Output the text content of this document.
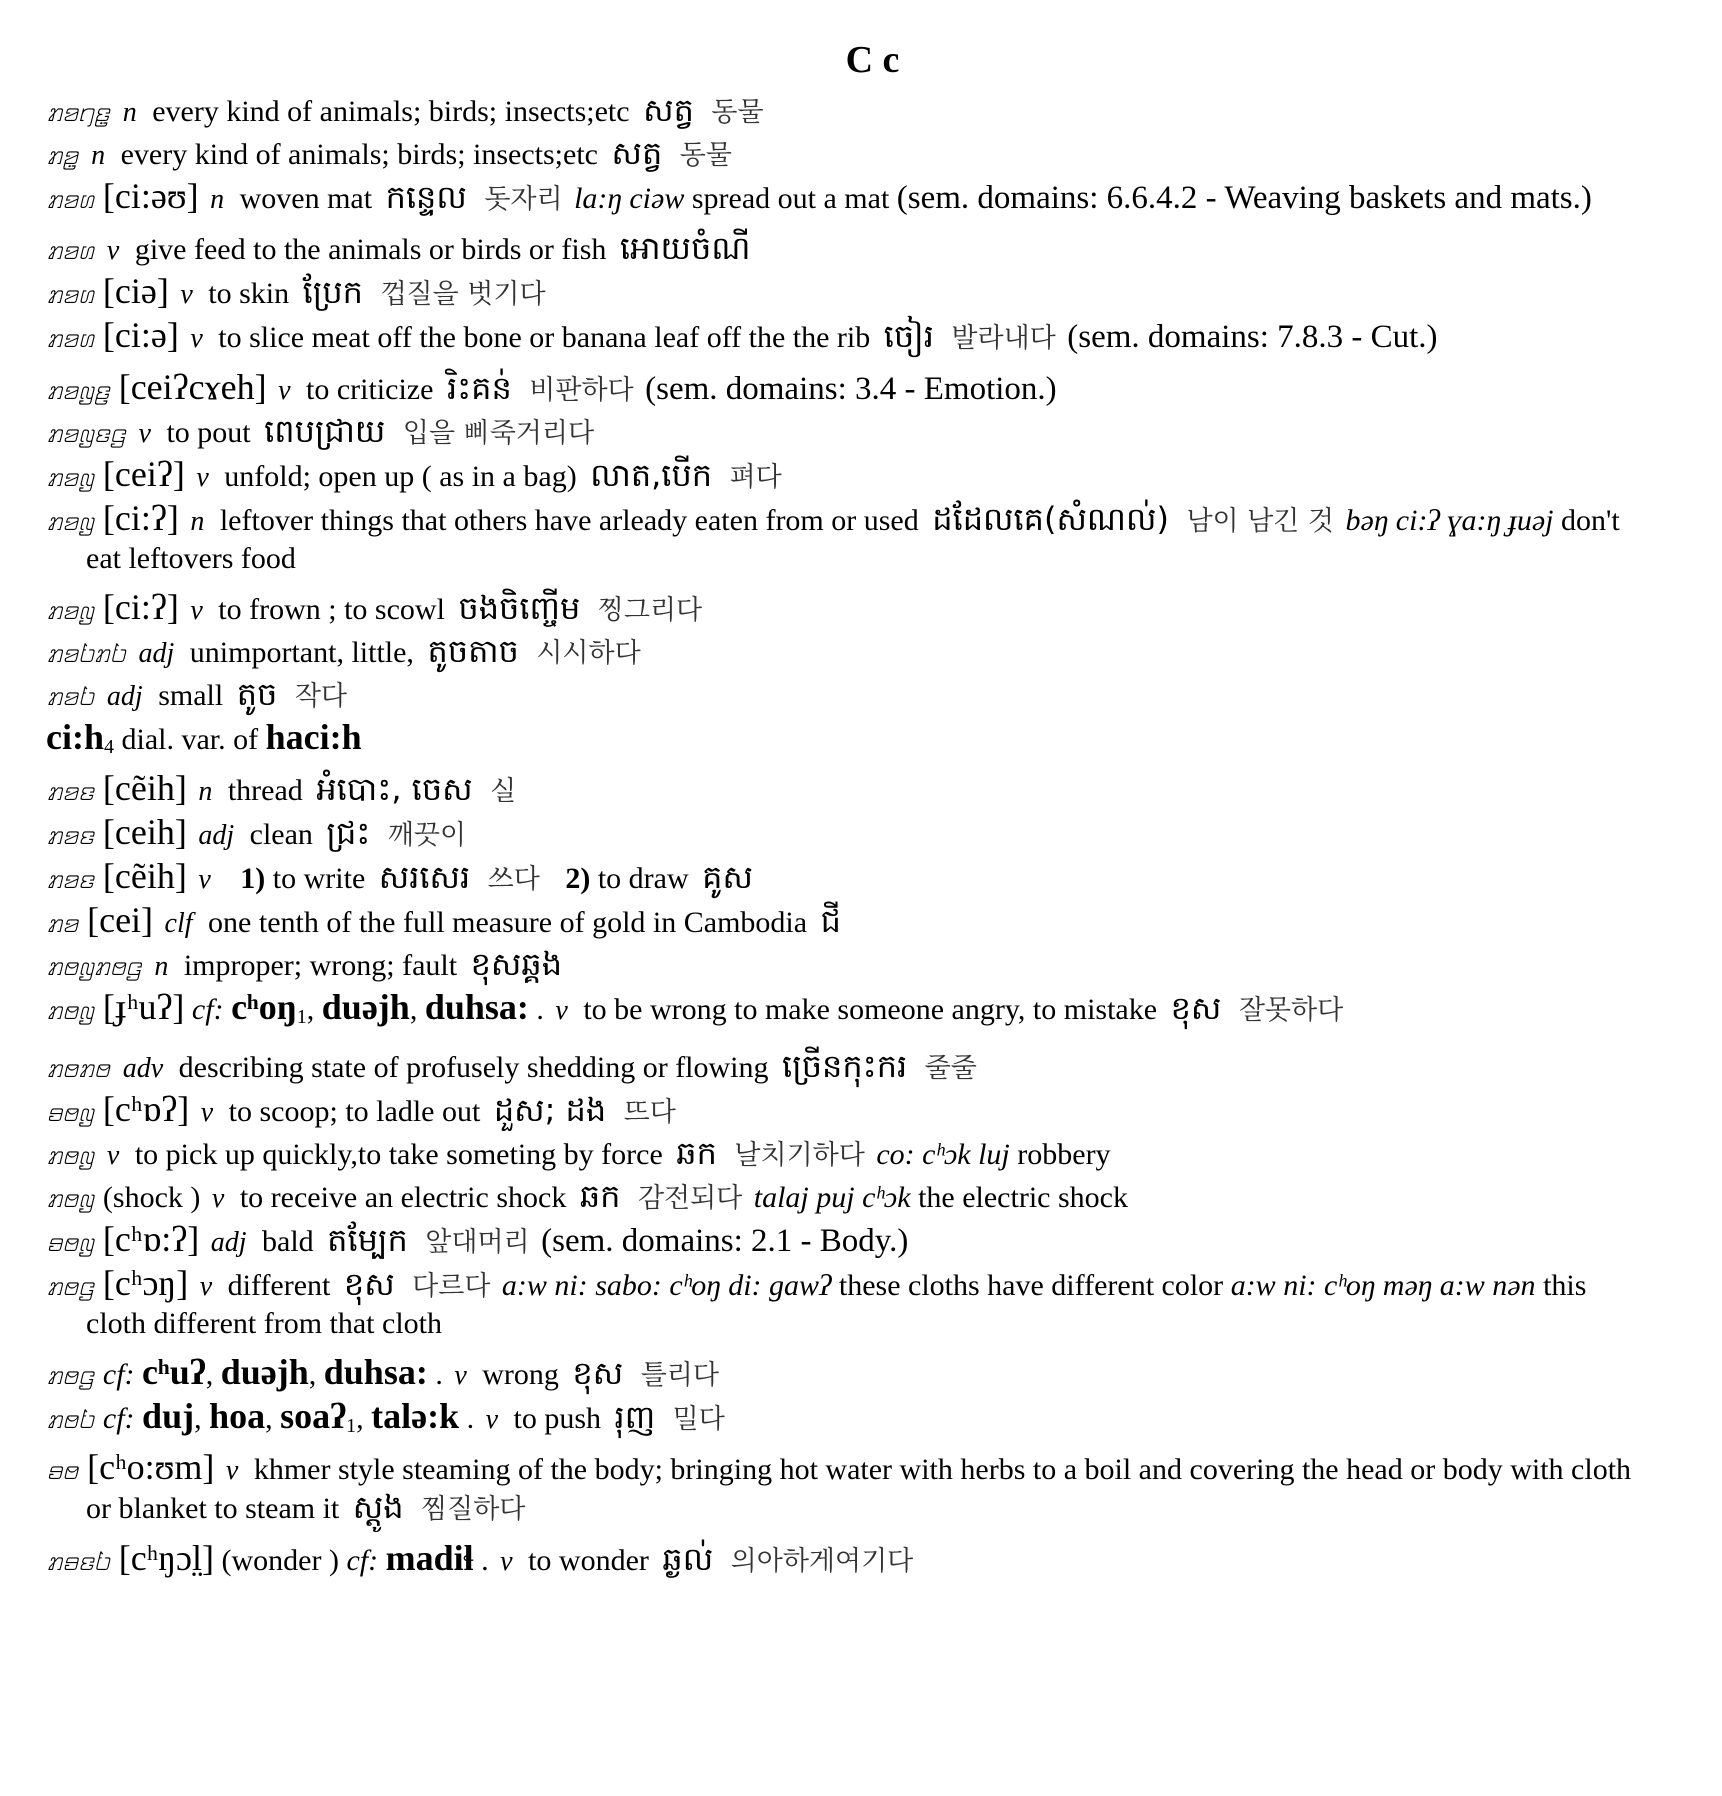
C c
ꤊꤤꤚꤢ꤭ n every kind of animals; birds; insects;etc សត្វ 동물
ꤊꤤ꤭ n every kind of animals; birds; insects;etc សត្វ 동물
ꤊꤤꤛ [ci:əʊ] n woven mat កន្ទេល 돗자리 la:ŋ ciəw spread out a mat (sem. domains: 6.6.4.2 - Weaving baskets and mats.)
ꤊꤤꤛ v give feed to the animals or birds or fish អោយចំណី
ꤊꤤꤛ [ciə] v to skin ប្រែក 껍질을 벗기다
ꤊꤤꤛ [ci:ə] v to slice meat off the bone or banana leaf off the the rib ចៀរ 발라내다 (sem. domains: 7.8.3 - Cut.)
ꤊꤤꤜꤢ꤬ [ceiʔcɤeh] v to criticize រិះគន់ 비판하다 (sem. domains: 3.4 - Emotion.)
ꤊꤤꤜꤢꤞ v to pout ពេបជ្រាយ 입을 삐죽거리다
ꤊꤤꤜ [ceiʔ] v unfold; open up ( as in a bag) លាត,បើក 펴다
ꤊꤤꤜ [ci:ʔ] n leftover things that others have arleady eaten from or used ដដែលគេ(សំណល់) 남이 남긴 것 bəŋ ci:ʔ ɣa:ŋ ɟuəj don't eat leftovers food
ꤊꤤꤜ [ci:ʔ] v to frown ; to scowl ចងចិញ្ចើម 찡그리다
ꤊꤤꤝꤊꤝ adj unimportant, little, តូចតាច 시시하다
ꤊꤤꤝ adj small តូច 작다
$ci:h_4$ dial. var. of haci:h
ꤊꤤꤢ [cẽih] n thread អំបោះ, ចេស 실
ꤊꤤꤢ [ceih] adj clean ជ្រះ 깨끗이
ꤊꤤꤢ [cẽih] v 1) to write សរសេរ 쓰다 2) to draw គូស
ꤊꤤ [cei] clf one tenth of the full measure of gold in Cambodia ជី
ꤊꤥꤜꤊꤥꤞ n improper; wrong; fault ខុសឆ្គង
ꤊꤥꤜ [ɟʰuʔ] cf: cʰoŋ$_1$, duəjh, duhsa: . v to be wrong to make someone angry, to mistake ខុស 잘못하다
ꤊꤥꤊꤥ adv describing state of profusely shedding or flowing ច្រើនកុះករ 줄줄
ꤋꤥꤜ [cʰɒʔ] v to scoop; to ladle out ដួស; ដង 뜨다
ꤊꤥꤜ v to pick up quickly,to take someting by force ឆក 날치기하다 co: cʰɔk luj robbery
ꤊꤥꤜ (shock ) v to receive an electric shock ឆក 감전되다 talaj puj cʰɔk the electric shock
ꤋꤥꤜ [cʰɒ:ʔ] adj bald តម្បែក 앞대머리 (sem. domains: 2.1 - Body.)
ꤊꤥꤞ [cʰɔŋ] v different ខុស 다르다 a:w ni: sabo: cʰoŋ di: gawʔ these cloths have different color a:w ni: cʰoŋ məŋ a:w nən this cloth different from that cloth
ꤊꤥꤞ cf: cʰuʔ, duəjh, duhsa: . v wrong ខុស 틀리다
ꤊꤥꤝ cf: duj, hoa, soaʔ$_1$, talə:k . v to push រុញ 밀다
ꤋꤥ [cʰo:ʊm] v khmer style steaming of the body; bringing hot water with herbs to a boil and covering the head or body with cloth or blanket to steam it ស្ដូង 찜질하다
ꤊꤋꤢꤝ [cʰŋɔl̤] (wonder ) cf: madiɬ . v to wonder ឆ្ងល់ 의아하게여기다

..........

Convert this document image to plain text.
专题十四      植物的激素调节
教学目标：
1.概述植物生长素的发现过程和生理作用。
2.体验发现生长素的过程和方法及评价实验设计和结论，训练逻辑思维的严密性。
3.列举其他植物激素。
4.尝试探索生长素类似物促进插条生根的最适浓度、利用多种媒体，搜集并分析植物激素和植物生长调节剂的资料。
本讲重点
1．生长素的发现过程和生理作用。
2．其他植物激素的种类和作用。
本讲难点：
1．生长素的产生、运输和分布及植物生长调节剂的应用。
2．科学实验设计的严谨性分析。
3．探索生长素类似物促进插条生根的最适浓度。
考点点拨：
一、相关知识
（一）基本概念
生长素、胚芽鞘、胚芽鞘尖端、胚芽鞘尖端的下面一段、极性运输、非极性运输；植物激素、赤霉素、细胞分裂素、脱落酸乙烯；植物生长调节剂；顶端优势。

..........

§ Directions for this task:
Using the entries above, find all lines with "every". Copy them.

§ Reply:
ꤊꤤꤚꤢ꤭ n every kind of animals; birds; insects;etc សត្វ 동물
ꤊꤤ꤭ n every kind of animals; birds; insects;etc សត្វ 동물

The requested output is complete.